**Directions for this task:** Write out the whole listing, matching it exactly.
+++ Exercise input
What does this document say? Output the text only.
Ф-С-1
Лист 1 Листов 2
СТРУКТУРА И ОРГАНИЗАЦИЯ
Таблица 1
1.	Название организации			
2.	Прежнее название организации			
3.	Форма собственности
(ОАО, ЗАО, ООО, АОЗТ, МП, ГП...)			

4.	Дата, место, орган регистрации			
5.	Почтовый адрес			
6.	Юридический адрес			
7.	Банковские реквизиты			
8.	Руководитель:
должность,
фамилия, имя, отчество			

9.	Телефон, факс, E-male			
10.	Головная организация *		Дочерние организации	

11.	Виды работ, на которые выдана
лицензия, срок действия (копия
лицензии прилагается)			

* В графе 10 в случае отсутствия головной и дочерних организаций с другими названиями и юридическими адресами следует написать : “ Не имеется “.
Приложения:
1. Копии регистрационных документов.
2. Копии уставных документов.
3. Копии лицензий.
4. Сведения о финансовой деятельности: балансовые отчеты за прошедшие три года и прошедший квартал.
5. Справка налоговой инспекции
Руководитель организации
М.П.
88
++++++
**Finished answer:**
What does this document say? Output the text only.
Ф-С-1
Лист 1 Листов 2
СТРУКТУРА И ОРГАНИЗАЦИЯ
Таблица 1
1.	Название организации			
2.	Прежнее название организации			
3.	Форма собственности
(ОАО, ЗАО, ООО, АОЗТ, МП, ГП...)			

4.	Дата, место, орган регистрации			
5.	Почтовый адрес			
6.	Юридический адрес			
7.	Банковские реквизиты			
8.	Руководитель:
должность,
фамилия, имя, отчество			

9.	Телефон, факс, E-male			
10.	Головная организация *		Дочерние организации	

11.	Виды работ, на которые выдана
лицензия, срок действия (копия
лицензии прилагается)			

* В графе 10 в случае отсутствия головной и дочерних организаций с другими названиями и юридическими адресами следует написать : “ Не имеется “.
Приложения:
1. Копии регистрационных документов.
2. Копии уставных документов.
3. Копии лицензий.
4. Сведения о финансовой деятельности: балансовые отчеты за прошедшие три года и прошедший квартал.
5. Справка налоговой инспекции
Руководитель организации
М.П.
88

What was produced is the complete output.